## [WORK TO BE COMPLETED]
Find the lines below that contain the string "this". Copy each one.

## [DATASET RECORDS]
-- Start --
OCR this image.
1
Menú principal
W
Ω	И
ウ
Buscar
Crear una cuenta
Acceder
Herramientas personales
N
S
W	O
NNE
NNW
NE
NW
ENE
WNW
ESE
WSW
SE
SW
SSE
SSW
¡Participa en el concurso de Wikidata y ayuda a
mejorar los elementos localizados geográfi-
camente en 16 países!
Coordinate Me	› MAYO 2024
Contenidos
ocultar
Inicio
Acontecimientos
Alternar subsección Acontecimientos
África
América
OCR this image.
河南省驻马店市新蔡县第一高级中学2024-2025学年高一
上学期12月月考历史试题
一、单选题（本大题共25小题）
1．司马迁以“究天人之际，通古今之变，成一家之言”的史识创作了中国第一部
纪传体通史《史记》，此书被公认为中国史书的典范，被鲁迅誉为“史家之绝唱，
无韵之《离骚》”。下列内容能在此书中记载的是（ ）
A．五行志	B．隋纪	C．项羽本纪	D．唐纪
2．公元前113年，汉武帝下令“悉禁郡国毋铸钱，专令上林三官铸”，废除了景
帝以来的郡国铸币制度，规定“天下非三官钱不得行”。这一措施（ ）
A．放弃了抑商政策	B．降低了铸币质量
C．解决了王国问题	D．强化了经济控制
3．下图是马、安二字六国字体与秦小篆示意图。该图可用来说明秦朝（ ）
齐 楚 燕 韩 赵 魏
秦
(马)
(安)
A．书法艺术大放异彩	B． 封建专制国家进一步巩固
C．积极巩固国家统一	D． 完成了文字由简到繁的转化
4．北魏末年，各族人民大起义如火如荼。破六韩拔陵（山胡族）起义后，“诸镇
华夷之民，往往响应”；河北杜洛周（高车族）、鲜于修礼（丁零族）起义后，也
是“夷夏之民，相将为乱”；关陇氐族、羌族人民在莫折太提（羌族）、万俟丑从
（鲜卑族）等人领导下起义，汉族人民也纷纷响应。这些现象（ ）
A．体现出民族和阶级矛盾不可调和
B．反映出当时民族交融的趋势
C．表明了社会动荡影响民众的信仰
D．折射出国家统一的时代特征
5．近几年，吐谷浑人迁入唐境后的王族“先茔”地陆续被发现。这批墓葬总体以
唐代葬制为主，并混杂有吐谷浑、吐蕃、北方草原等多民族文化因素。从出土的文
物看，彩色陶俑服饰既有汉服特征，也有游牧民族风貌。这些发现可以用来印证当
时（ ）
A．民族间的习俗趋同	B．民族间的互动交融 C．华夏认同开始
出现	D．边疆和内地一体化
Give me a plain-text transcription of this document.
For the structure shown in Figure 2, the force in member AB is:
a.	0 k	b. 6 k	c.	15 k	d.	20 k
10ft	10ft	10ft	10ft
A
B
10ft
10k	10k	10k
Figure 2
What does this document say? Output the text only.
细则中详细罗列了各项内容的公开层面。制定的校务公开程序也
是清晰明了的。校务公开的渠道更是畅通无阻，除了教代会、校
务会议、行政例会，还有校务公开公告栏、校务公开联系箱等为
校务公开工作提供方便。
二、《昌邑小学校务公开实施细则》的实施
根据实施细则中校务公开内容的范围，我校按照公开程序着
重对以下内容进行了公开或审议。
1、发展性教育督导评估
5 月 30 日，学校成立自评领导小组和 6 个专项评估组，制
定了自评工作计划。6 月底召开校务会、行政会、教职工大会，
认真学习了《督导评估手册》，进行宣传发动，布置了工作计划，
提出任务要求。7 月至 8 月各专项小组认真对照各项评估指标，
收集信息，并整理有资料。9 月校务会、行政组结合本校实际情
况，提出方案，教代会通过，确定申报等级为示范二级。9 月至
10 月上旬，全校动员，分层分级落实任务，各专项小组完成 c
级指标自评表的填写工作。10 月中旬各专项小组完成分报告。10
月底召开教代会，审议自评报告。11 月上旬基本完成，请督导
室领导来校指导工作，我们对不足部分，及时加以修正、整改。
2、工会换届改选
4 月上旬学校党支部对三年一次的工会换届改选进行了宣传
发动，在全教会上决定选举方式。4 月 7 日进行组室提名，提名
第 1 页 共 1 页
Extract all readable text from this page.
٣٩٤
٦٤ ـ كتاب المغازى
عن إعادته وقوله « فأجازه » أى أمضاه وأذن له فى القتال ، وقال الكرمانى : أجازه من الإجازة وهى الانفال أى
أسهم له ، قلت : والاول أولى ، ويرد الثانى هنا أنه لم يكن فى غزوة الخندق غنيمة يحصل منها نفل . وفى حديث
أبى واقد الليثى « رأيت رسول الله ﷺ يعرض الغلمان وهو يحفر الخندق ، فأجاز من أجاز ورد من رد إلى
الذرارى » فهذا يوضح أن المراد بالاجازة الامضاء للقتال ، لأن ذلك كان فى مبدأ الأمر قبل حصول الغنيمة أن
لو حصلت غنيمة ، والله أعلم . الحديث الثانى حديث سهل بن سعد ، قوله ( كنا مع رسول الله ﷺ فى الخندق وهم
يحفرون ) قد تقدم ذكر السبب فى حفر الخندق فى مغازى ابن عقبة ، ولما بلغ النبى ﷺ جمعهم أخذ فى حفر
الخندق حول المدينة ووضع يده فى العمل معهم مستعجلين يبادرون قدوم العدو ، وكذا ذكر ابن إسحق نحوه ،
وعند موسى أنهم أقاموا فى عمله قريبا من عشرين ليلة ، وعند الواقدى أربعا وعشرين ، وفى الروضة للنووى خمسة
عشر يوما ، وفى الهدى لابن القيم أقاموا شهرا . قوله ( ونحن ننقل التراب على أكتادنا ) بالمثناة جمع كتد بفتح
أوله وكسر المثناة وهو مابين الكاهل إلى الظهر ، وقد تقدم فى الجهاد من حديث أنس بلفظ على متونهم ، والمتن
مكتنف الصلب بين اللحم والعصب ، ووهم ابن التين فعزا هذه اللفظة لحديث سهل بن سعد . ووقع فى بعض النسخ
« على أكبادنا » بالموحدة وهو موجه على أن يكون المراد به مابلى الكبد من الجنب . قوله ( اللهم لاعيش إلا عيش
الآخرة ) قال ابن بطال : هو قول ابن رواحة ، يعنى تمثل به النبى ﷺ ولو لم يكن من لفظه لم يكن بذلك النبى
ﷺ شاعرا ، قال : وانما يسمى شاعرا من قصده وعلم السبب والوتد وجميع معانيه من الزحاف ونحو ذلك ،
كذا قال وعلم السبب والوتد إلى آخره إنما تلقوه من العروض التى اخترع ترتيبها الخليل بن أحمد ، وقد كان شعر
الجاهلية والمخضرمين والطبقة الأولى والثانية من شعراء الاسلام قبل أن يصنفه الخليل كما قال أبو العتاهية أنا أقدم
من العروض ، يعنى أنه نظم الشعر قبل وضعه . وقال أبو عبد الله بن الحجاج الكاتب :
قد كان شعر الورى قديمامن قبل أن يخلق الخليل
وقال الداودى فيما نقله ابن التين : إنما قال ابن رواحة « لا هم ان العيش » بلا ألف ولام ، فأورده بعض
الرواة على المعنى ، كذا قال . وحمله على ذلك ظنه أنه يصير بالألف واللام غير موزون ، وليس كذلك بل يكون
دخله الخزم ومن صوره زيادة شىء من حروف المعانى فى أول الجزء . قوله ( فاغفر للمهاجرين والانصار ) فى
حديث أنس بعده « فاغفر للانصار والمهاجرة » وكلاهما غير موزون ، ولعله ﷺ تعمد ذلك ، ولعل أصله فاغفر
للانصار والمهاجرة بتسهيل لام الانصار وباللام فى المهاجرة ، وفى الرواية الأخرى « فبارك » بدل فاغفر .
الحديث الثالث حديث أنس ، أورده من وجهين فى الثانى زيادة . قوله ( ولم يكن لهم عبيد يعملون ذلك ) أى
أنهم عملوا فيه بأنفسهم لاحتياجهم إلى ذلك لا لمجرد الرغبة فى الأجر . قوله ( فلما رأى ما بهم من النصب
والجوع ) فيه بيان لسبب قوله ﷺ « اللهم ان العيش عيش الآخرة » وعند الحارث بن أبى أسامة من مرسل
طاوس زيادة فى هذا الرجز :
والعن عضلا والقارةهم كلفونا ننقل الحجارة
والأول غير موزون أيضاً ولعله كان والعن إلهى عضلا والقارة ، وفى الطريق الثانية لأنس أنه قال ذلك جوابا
-- End --
## [REPLY]
OCR this image.
OCR this image.
Give me a plain-text transcription of this document.
What does this document say? Output the text only.
Extract all readable text from this page.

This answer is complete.